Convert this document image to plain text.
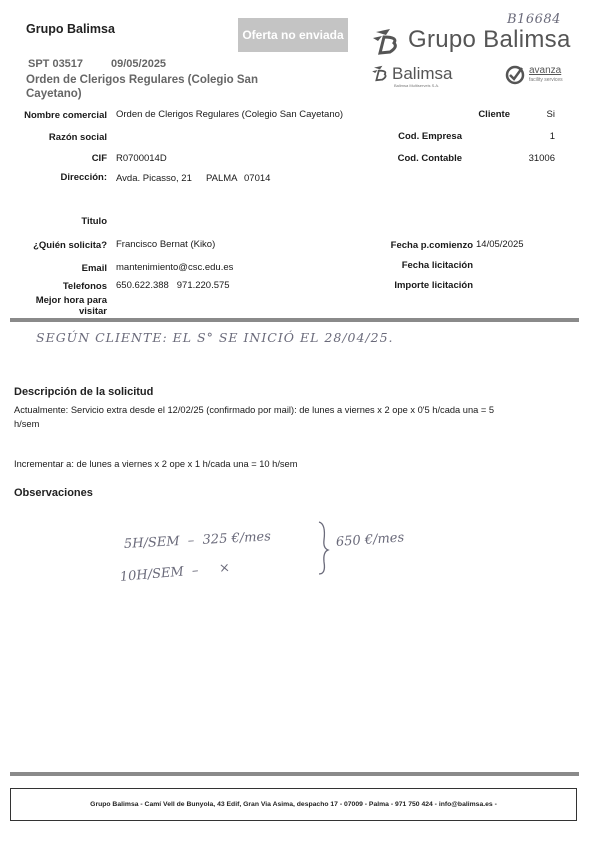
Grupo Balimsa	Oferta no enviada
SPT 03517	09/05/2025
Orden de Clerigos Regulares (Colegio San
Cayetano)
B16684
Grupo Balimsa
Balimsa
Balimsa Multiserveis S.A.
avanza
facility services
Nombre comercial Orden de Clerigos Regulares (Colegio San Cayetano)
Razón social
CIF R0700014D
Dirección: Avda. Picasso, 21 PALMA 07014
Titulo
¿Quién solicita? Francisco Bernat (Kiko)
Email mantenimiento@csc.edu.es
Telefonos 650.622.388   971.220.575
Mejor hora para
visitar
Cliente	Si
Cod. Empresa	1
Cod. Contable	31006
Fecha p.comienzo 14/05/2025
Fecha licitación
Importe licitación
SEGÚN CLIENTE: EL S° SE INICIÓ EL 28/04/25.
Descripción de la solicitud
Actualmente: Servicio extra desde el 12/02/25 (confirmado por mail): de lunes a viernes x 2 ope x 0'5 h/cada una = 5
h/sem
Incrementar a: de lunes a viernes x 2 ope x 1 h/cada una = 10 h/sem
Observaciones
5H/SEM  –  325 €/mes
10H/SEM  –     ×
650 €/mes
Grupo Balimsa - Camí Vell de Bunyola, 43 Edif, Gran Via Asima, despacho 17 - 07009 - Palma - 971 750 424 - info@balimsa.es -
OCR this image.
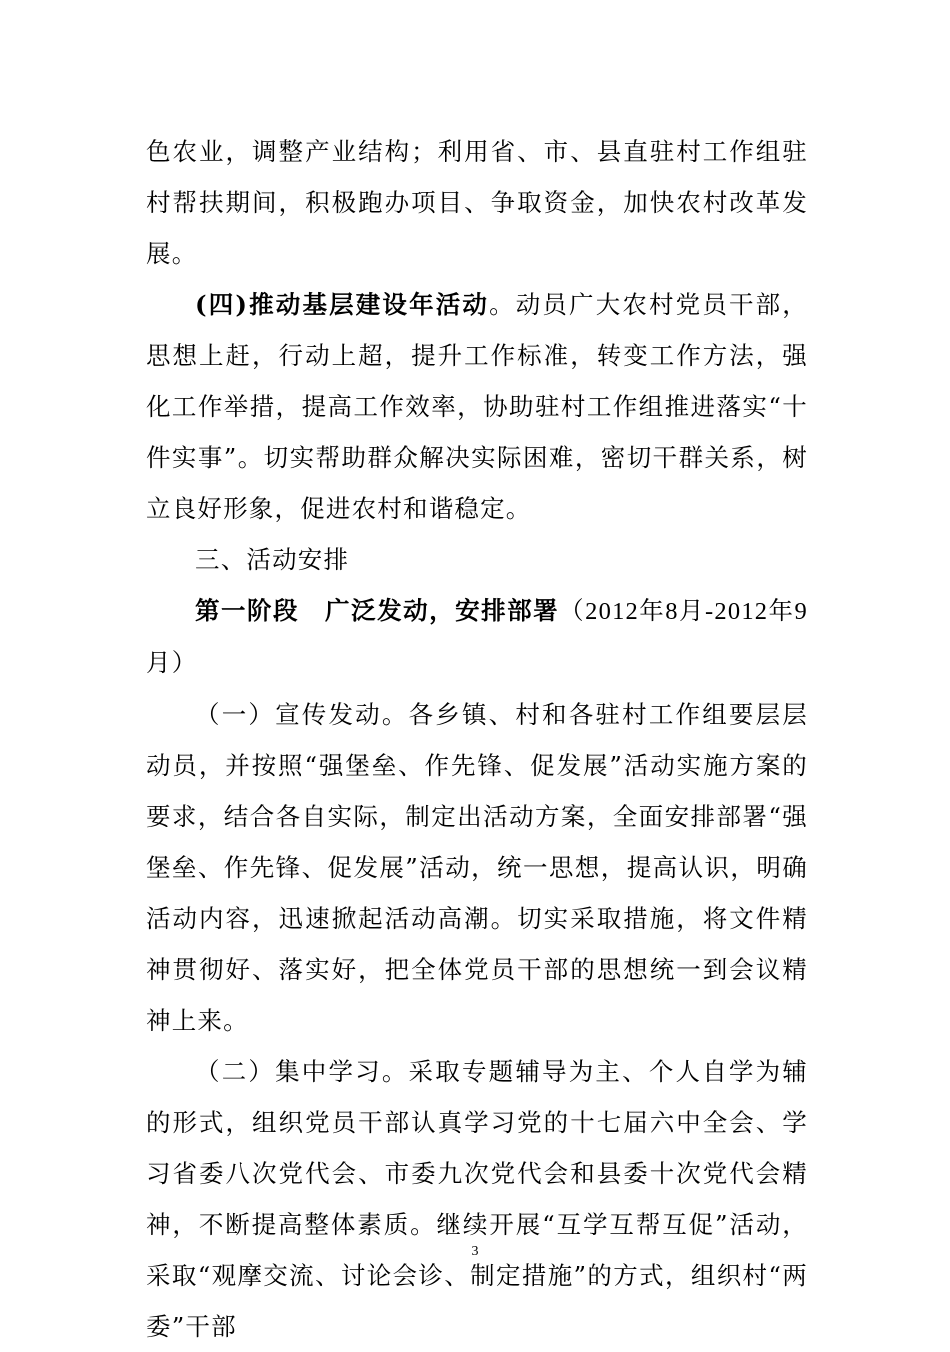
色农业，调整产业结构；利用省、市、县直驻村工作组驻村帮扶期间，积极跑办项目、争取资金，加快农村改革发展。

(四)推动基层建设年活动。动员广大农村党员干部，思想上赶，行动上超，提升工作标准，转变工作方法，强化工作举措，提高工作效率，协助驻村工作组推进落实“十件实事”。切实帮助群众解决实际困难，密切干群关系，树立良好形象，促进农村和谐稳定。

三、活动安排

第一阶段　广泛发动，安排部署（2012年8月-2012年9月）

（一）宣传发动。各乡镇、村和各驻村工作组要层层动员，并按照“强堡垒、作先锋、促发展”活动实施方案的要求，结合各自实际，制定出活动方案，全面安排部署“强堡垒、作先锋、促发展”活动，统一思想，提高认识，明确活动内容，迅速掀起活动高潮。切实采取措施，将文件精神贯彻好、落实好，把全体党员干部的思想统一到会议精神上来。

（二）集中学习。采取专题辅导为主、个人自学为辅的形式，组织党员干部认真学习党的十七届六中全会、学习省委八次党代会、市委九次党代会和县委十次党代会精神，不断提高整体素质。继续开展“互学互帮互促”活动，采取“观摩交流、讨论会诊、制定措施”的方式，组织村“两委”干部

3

Task to carry out — Repeat the entries exactly. Pictures are excluded from the copy.

The completed task —
Convert this document image to plain text.
Grupo Balimsa	Oferta no enviada
SPT 03517	09/05/2025
Orden de Clerigos Regulares (Colegio San
Cayetano)
B16684
Grupo Balimsa
Balimsa
Balimsa Multiserveis S.A.
avanza
facility services
Nombre comercial Orden de Clerigos Regulares (Colegio San Cayetano)
Razón social
CIF R0700014D
Dirección: Avda. Picasso, 21 PALMA 07014
Titulo
¿Quién solicita? Francisco Bernat (Kiko)
Email mantenimiento@csc.edu.es
Telefonos 650.622.388   971.220.575
Mejor hora para
visitar
Cliente	Si
Cod. Empresa	1
Cod. Contable	31006
Fecha p.comienzo 14/05/2025
Fecha licitación
Importe licitación
SEGÚN CLIENTE: EL S° SE INICIÓ EL 28/04/25.
Descripción de la solicitud
Actualmente: Servicio extra desde el 12/02/25 (confirmado por mail): de lunes a viernes x 2 ope x 0'5 h/cada una = 5
h/sem
Incrementar a: de lunes a viernes x 2 ope x 1 h/cada una = 10 h/sem
Observaciones
5H/SEM  –  325 €/mes
10H/SEM  –     ×
650 €/mes
Grupo Balimsa - Camí Vell de Bunyola, 43 Edif, Gran Via Asima, despacho 17 - 07009 - Palma - 971 750 424 - info@balimsa.es -
OCR this image.
色农业，调整产业结构；利用省、市、县直驻村工作组驻村帮扶期间，积极跑办项目、争取资金，加快农村改革发展。

(四)推动基层建设年活动。动员广大农村党员干部，思想上赶，行动上超，提升工作标准，转变工作方法，强化工作举措，提高工作效率，协助驻村工作组推进落实“十件实事”。切实帮助群众解决实际困难，密切干群关系，树立良好形象，促进农村和谐稳定。

三、活动安排

第一阶段　广泛发动，安排部署（2012年8月-2012年9月）

（一）宣传发动。各乡镇、村和各驻村工作组要层层动员，并按照“强堡垒、作先锋、促发展”活动实施方案的要求，结合各自实际，制定出活动方案，全面安排部署“强堡垒、作先锋、促发展”活动，统一思想，提高认识，明确活动内容，迅速掀起活动高潮。切实采取措施，将文件精神贯彻好、落实好，把全体党员干部的思想统一到会议精神上来。

（二）集中学习。采取专题辅导为主、个人自学为辅的形式，组织党员干部认真学习党的十七届六中全会、学习省委八次党代会、市委九次党代会和县委十次党代会精神，不断提高整体素质。继续开展“互学互帮互促”活动，采取“观摩交流、讨论会诊、制定措施”的方式，组织村“两委”干部

3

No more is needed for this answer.